* What to produce *
Output nothing but the lines from the line with "Parse this screenshot: output" through the end of the listing below, both ends included.

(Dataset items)
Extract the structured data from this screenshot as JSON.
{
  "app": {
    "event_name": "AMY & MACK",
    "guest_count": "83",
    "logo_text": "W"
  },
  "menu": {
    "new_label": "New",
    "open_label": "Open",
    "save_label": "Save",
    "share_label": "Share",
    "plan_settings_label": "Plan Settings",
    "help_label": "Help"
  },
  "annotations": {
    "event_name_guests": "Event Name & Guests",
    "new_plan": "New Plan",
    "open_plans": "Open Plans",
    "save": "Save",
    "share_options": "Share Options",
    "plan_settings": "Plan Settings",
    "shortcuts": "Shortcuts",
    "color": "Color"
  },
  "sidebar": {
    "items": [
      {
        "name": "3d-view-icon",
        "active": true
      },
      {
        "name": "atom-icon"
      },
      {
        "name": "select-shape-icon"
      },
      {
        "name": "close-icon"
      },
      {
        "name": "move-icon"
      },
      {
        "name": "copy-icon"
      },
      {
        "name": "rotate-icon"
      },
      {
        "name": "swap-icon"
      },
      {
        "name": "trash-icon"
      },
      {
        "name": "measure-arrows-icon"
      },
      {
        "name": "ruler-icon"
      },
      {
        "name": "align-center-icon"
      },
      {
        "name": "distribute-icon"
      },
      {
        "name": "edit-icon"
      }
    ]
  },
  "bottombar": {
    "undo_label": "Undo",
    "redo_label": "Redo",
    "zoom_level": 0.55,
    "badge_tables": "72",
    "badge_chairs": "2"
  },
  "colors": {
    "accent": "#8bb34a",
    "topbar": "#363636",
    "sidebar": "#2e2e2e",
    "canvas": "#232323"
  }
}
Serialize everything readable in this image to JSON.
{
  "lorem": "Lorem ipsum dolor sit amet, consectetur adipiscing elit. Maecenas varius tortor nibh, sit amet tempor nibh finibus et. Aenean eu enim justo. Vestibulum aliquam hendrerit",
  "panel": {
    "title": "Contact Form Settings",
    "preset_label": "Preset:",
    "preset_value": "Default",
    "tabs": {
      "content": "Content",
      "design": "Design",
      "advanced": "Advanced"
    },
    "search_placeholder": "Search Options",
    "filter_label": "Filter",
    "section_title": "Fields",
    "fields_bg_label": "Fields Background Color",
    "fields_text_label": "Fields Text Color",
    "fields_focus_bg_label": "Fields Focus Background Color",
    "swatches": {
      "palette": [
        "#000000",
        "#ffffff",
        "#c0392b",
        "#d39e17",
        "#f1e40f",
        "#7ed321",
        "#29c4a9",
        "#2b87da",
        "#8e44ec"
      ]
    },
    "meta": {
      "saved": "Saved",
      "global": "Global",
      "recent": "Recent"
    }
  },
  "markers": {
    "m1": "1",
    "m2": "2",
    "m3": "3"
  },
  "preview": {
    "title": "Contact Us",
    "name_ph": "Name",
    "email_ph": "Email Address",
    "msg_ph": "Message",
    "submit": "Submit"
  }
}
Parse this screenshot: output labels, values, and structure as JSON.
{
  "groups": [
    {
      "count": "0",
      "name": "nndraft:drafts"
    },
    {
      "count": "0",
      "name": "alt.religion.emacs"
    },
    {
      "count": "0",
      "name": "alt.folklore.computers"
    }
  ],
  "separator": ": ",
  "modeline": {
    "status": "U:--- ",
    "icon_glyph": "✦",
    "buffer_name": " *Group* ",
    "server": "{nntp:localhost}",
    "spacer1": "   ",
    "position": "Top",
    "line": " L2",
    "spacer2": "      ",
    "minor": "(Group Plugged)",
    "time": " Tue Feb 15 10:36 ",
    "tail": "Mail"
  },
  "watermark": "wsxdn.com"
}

* Completed exercise *
Parse this screenshot: output labels, values, and structure as JSON.
{
  "groups": [
    {
      "count": "0",
      "name": "nndraft:drafts"
    },
    {
      "count": "0",
      "name": "alt.religion.emacs"
    },
    {
      "count": "0",
      "name": "alt.folklore.computers"
    }
  ],
  "separator": ": ",
  "modeline": {
    "status": "U:--- ",
    "icon_glyph": "✦",
    "buffer_name": " *Group* ",
    "server": "{nntp:localhost}",
    "spacer1": "   ",
    "position": "Top",
    "line": " L2",
    "spacer2": "      ",
    "minor": "(Group Plugged)",
    "time": " Tue Feb 15 10:36 ",
    "tail": "Mail"
  },
  "watermark": "wsxdn.com"
}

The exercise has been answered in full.